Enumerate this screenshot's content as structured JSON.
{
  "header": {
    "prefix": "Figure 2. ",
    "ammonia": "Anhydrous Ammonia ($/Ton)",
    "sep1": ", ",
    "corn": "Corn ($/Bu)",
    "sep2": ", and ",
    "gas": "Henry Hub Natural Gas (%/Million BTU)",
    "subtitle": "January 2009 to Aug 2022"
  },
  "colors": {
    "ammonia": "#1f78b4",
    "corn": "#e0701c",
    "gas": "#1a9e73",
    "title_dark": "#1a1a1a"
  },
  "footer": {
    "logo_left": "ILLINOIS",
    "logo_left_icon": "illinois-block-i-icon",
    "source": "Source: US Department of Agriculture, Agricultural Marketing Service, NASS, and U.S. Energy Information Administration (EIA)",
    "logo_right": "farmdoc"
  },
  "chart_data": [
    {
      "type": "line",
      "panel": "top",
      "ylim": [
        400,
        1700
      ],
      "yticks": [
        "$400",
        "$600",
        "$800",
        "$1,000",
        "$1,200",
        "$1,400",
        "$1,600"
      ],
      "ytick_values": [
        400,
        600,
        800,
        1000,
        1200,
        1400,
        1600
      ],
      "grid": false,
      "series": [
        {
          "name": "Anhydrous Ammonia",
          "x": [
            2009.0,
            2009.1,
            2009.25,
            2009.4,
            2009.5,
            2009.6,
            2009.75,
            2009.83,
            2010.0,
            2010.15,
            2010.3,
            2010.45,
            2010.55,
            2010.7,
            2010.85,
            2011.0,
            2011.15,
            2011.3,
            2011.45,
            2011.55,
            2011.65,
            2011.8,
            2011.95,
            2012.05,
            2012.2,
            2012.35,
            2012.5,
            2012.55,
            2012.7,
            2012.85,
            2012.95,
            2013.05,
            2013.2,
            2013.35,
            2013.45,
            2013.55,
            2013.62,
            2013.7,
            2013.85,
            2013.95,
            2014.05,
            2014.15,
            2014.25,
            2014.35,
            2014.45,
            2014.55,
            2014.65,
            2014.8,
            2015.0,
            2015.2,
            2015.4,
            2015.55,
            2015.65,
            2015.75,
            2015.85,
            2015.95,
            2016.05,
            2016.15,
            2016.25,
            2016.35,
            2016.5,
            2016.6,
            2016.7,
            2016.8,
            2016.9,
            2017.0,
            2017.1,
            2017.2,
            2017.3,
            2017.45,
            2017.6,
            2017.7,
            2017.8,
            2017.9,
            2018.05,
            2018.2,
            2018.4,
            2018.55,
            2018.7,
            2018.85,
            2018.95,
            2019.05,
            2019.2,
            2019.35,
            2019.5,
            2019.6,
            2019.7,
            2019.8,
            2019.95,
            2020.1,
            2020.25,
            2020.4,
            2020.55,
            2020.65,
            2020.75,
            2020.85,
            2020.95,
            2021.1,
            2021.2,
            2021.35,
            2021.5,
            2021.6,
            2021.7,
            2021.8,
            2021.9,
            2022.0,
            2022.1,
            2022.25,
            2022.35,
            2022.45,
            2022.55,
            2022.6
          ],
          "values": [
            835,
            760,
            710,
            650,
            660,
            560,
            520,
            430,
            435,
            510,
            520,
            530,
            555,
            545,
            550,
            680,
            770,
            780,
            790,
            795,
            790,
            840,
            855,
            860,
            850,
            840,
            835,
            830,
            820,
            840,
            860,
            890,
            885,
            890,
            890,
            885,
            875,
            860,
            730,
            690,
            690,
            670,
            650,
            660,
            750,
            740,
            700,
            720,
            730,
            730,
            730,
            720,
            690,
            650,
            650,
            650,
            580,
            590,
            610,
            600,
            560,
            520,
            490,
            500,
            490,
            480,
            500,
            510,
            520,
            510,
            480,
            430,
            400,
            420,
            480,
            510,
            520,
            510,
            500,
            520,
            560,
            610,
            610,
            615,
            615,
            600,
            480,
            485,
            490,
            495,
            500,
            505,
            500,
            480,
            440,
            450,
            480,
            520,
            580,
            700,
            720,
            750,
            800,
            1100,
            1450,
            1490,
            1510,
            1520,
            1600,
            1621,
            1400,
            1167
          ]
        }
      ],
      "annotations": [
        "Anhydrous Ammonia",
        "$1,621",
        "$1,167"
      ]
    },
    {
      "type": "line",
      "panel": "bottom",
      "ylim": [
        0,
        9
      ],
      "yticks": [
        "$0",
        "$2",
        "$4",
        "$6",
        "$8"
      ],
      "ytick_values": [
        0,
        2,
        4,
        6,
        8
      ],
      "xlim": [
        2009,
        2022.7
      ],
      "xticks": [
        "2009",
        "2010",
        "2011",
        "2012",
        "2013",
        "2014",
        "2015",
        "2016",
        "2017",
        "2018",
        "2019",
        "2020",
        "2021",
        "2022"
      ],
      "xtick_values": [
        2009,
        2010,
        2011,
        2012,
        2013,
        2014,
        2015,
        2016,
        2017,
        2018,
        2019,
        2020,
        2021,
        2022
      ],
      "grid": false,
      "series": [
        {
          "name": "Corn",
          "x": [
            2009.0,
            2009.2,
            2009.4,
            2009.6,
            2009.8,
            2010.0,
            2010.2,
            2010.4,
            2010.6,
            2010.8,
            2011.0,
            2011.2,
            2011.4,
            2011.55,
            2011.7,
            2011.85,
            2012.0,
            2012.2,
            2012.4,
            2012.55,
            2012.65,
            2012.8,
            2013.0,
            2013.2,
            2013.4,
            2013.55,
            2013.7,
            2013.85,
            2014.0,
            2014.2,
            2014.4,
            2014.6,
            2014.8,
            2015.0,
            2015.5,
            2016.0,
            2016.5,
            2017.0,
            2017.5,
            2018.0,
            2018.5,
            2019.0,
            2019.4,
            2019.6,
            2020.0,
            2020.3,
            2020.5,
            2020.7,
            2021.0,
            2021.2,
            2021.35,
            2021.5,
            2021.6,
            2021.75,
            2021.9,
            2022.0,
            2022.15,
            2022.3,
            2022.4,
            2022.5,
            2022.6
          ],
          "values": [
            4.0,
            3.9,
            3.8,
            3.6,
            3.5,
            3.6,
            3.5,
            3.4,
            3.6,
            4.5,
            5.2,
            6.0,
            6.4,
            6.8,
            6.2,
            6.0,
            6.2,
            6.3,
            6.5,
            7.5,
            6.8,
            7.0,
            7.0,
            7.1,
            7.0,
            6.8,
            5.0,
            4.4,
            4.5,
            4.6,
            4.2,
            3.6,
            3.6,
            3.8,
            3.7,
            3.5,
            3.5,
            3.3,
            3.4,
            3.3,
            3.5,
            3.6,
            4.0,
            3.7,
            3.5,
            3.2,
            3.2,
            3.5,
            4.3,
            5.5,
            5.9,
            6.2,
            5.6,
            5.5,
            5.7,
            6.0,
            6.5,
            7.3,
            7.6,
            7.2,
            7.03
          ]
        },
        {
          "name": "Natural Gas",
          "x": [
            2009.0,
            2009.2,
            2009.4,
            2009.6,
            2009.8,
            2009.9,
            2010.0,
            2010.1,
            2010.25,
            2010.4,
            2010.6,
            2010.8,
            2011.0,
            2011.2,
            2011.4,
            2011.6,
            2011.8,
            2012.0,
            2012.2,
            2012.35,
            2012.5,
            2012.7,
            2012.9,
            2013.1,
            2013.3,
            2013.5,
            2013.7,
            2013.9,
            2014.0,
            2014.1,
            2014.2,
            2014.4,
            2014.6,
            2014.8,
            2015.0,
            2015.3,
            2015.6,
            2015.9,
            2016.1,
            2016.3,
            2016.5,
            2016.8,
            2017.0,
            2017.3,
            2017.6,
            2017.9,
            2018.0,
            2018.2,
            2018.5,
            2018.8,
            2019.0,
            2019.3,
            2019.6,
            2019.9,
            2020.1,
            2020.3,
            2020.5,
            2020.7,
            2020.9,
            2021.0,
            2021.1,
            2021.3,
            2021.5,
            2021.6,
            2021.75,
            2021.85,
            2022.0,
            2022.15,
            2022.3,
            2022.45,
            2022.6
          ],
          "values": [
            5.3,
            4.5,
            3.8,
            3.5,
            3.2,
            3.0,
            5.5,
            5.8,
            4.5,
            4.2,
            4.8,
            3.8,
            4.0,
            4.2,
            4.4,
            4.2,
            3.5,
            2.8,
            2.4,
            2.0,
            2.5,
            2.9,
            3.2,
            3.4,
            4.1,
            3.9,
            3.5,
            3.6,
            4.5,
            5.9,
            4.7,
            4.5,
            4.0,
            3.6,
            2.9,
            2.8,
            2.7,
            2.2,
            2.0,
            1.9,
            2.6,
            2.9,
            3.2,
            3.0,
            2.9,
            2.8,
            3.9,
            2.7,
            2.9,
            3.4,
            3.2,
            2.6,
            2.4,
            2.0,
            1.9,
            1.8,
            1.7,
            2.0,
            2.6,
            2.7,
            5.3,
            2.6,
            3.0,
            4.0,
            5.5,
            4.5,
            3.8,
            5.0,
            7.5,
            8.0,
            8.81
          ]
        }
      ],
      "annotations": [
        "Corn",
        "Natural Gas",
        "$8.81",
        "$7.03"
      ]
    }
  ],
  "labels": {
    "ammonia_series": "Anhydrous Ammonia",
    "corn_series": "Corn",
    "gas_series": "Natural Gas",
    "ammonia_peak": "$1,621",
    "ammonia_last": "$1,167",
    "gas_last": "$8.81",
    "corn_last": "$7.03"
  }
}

***

### SHORT EXERCISE
Give the count of lines that hold the word "name", with nothing added.

### FULL ANSWER
3